■ What the task asks ■
Copy, from the entries below, each line in which the string "different" appears.

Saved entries
((

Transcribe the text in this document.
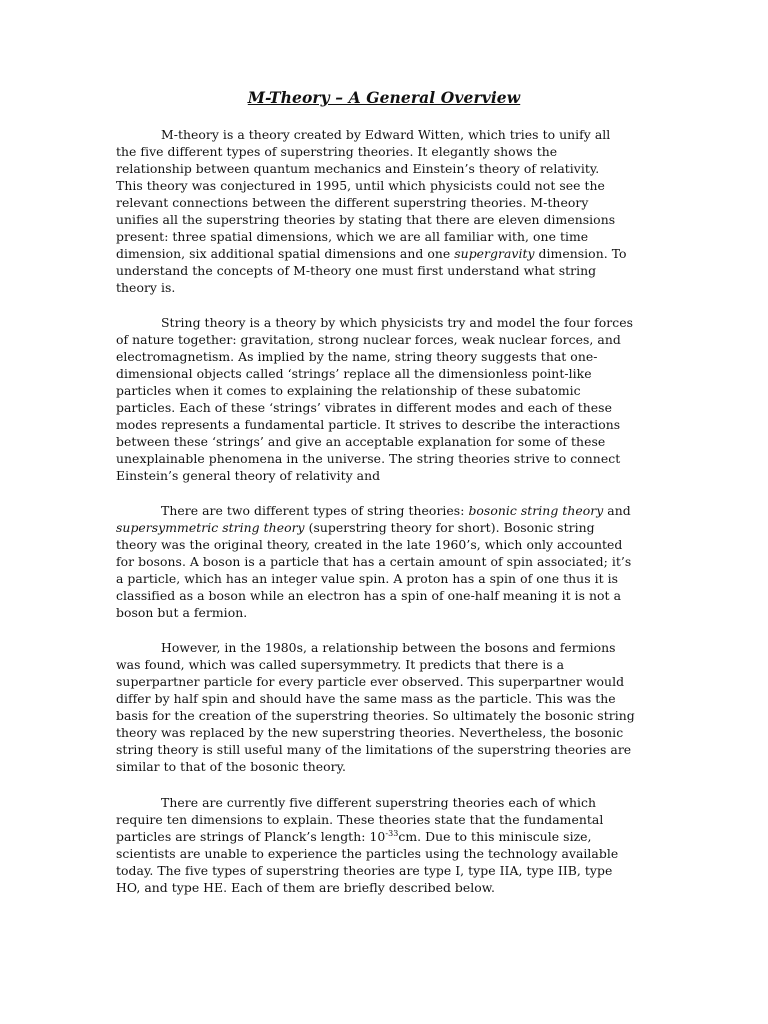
M-Theory – A General Overview

M-theory is a theory created by Edward Witten, which tries to unify all
the five different types of superstring theories. It elegantly shows the
relationship between quantum mechanics and Einstein’s theory of relativity.
This theory was conjectured in 1995, until which physicists could not see the
relevant connections between the different superstring theories. M-theory
unifies all the superstring theories by stating that there are eleven dimensions
present: three spatial dimensions, which we are all familiar with, one time
dimension, six additional spatial dimensions and one supergravity dimension. To
understand the concepts of M-theory one must first understand what string
theory is.

String theory is a theory by which physicists try and model the four forces
of nature together: gravitation, strong nuclear forces, weak nuclear forces, and
electromagnetism. As implied by the name, string theory suggests that one-
dimensional objects called ‘strings’ replace all the dimensionless point-like
particles when it comes to explaining the relationship of these subatomic
particles. Each of these ‘strings’ vibrates in different modes and each of these
modes represents a fundamental particle. It strives to describe the interactions
between these ‘strings’ and give an acceptable explanation for some of these
unexplainable phenomena in the universe. The string theories strive to connect
Einstein’s general theory of relativity and

There are two different types of string theories: bosonic string theory and
supersymmetric string theory (superstring theory for short). Bosonic string
theory was the original theory, created in the late 1960’s, which only accounted
for bosons. A boson is a particle that has a certain amount of spin associated; it’s
a particle, which has an integer value spin. A proton has a spin of one thus it is
classified as a boson while an electron has a spin of one-half meaning it is not a
boson but a fermion.

However, in the 1980s, a relationship between the bosons and fermions
was found, which was called supersymmetry. It predicts that there is a
superpartner particle for every particle ever observed. This superpartner would
differ by half spin and should have the same mass as the particle. This was the
basis for the creation of the superstring theories. So ultimately the bosonic string
theory was replaced by the new superstring theories. Nevertheless, the bosonic
string theory is still useful many of the limitations of the superstring theories are
similar to that of the bosonic theory.

There are currently five different superstring theories each of which
require ten dimensions to explain. These theories state that the fundamental
particles are strings of Planck’s length: $10^{-33}cm$. Due to this miniscule size,
scientists are unable to experience the particles using the technology available
today. The five types of superstring theories are type I, type IIA, type IIB, type
HO, and type HE. Each of them are briefly described below.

))

■ Solution ■
the five different types of superstring theories. It elegantly shows the
relevant connections between the different superstring theories. M-theory
particles. Each of these ‘strings’ vibrates in different modes and each of these
There are two different types of string theories: bosonic string theory and
There are currently five different superstring theories each of which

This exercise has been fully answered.